To do | Word for word, transcribe the lines below and drop the pictures.
Exercise input start
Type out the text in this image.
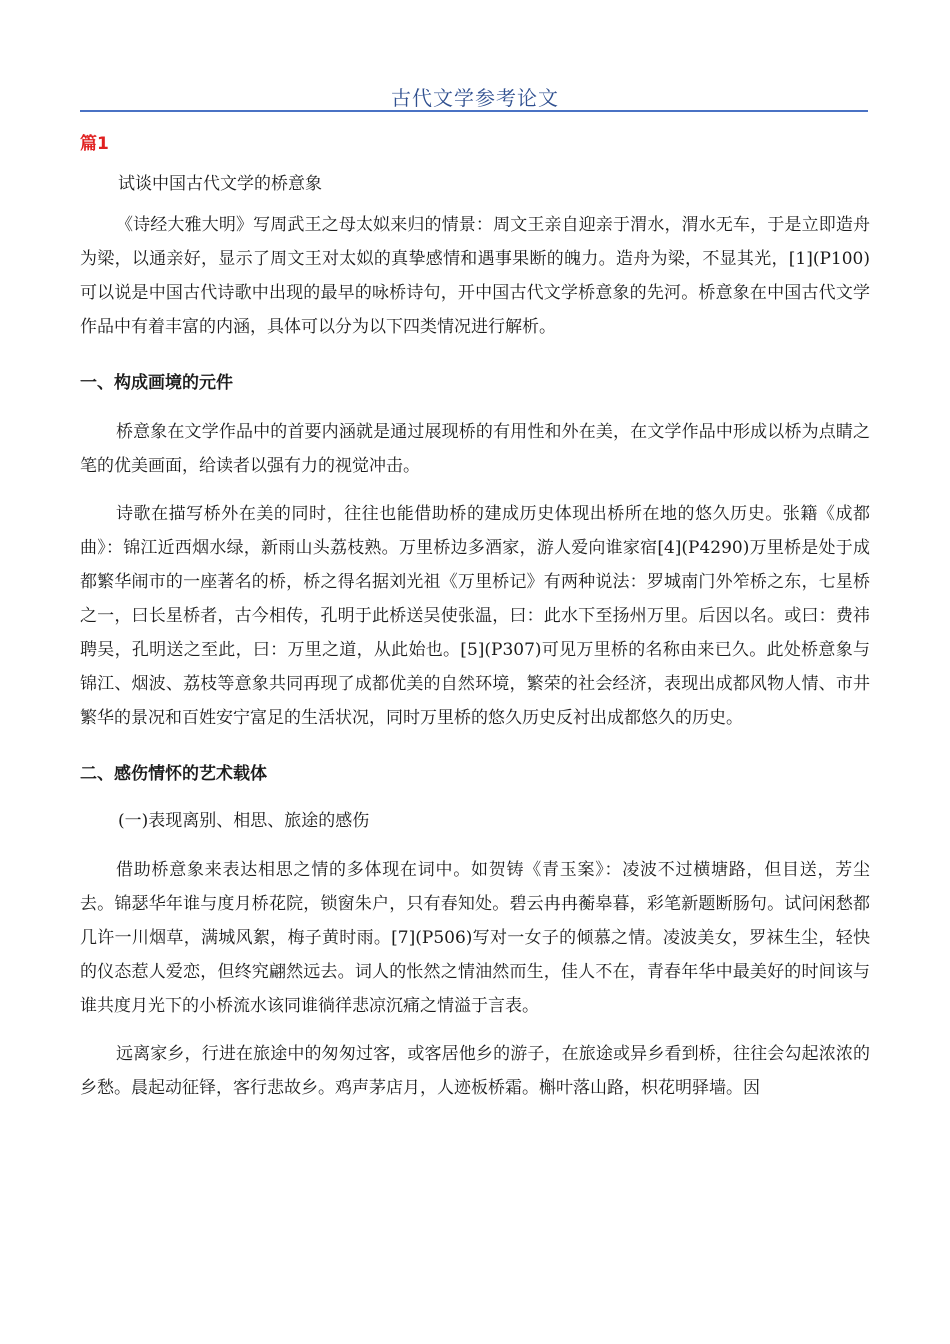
古代文学参考论文
篇1
试谈中国古代文学的桥意象

《诗经大雅大明》写周武王之母太姒来归的情景：周文王亲自迎亲于渭水，渭水无车，于是立即造舟为梁，以通亲好，显示了周文王对太姒的真挚感情和遇事果断的魄力。造舟为梁，不显其光，[1](P100)可以说是中国古代诗歌中出现的最早的咏桥诗句，开中国古代文学桥意象的先河。桥意象在中国古代文学作品中有着丰富的内涵，具体可以分为以下四类情况进行解析。

一、构成画境的元件

桥意象在文学作品中的首要内涵就是通过展现桥的有用性和外在美，在文学作品中形成以桥为点睛之笔的优美画面，给读者以强有力的视觉冲击。

诗歌在描写桥外在美的同时，往往也能借助桥的建成历史体现出桥所在地的悠久历史。张籍《成都曲》：锦江近西烟水绿，新雨山头荔枝熟。万里桥边多酒家，游人爱向谁家宿[4](P4290)万里桥是处于成都繁华闹市的一座著名的桥，桥之得名据刘光祖《万里桥记》有两种说法：罗城南门外笮桥之东，七星桥之一，曰长星桥者，古今相传，孔明于此桥送吴使张温，曰：此水下至扬州万里。后因以名。或曰：费祎聘吴，孔明送之至此，曰：万里之道，从此始也。[5](P307)可见万里桥的名称由来已久。此处桥意象与锦江、烟波、荔枝等意象共同再现了成都优美的自然环境，繁荣的社会经济，表现出成都风物人情、市井繁华的景况和百姓安宁富足的生活状况，同时万里桥的悠久历史反衬出成都悠久的历史。

二、感伤情怀的艺术载体
(一)表现离别、相思、旅途的感伤

借助桥意象来表达相思之情的多体现在词中。如贺铸《青玉案》：凌波不过横塘路，但目送，芳尘去。锦瑟华年谁与度月桥花院，锁窗朱户，只有春知处。碧云冉冉蘅皋暮，彩笔新题断肠句。试问闲愁都几许一川烟草，满城风絮，梅子黄时雨。[7](P506)写对一女子的倾慕之情。凌波美女，罗袜生尘，轻快的仪态惹人爱恋，但终究翩然远去。词人的怅然之情油然而生，佳人不在，青春年华中最美好的时间该与谁共度月光下的小桥流水该同谁徜徉悲凉沉痛之情溢于言表。

远离家乡，行进在旅途中的匆匆过客，或客居他乡的游子，在旅途或异乡看到桥，往往会勾起浓浓的乡愁。晨起动征铎，客行悲故乡。鸡声茅店月，人迹板桥霜。槲叶落山路，枳花明驿墙。因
Exercise input end
Response to the task |
Type out the text in this image.
古代文学参考论文
篇1
试谈中国古代文学的桥意象

《诗经大雅大明》写周武王之母太姒来归的情景：周文王亲自迎亲于渭水，渭水无车，于是立即造舟为梁，以通亲好，显示了周文王对太姒的真挚感情和遇事果断的魄力。造舟为梁，不显其光，[1](P100)可以说是中国古代诗歌中出现的最早的咏桥诗句，开中国古代文学桥意象的先河。桥意象在中国古代文学作品中有着丰富的内涵，具体可以分为以下四类情况进行解析。

一、构成画境的元件

桥意象在文学作品中的首要内涵就是通过展现桥的有用性和外在美，在文学作品中形成以桥为点睛之笔的优美画面，给读者以强有力的视觉冲击。

诗歌在描写桥外在美的同时，往往也能借助桥的建成历史体现出桥所在地的悠久历史。张籍《成都曲》：锦江近西烟水绿，新雨山头荔枝熟。万里桥边多酒家，游人爱向谁家宿[4](P4290)万里桥是处于成都繁华闹市的一座著名的桥，桥之得名据刘光祖《万里桥记》有两种说法：罗城南门外笮桥之东，七星桥之一，曰长星桥者，古今相传，孔明于此桥送吴使张温，曰：此水下至扬州万里。后因以名。或曰：费祎聘吴，孔明送之至此，曰：万里之道，从此始也。[5](P307)可见万里桥的名称由来已久。此处桥意象与锦江、烟波、荔枝等意象共同再现了成都优美的自然环境，繁荣的社会经济，表现出成都风物人情、市井繁华的景况和百姓安宁富足的生活状况，同时万里桥的悠久历史反衬出成都悠久的历史。

二、感伤情怀的艺术载体
(一)表现离别、相思、旅途的感伤

借助桥意象来表达相思之情的多体现在词中。如贺铸《青玉案》：凌波不过横塘路，但目送，芳尘去。锦瑟华年谁与度月桥花院，锁窗朱户，只有春知处。碧云冉冉蘅皋暮，彩笔新题断肠句。试问闲愁都几许一川烟草，满城风絮，梅子黄时雨。[7](P506)写对一女子的倾慕之情。凌波美女，罗袜生尘，轻快的仪态惹人爱恋，但终究翩然远去。词人的怅然之情油然而生，佳人不在，青春年华中最美好的时间该与谁共度月光下的小桥流水该同谁徜徉悲凉沉痛之情溢于言表。

远离家乡，行进在旅途中的匆匆过客，或客居他乡的游子，在旅途或异乡看到桥，往往会勾起浓浓的乡愁。晨起动征铎，客行悲故乡。鸡声茅店月，人迹板桥霜。槲叶落山路，枳花明驿墙。因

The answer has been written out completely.